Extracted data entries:
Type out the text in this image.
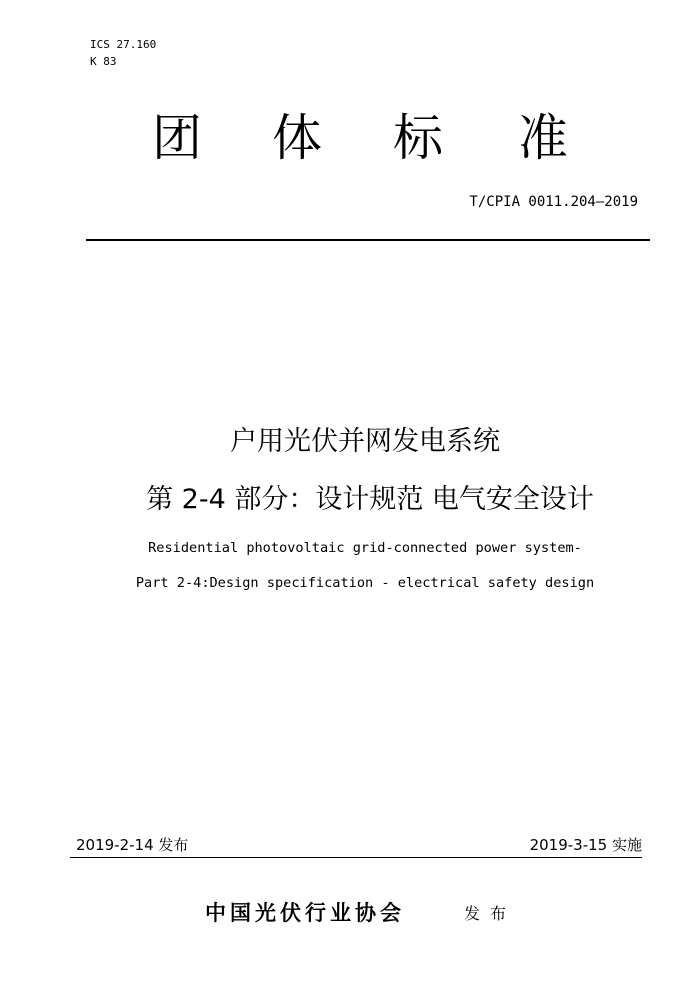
ICS 27.160
K 83
团 体 标 准
T/CPIA 0011.204—2019
户用光伏并网发电系统
第 2-4 部分：设计规范 电气安全设计
Residential photovoltaic grid-connected power system-
Part 2-4:Design specification - electrical safety design
2019-2-14 发布	2019-3-15 实施
中国光伏行业协会	发布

> Exercise brief
Reproduce all the entries that precede this task, word for word, minus any pictures.

> Reply
Type out the text in this image.
ICS 27.160
K 83
团 体 标 准
T/CPIA 0011.204—2019
户用光伏并网发电系统
第 2-4 部分：设计规范 电气安全设计
Residential photovoltaic grid-connected power system-
Part 2-4:Design specification - electrical safety design
2019-2-14 发布	2019-3-15 实施
中国光伏行业协会	发布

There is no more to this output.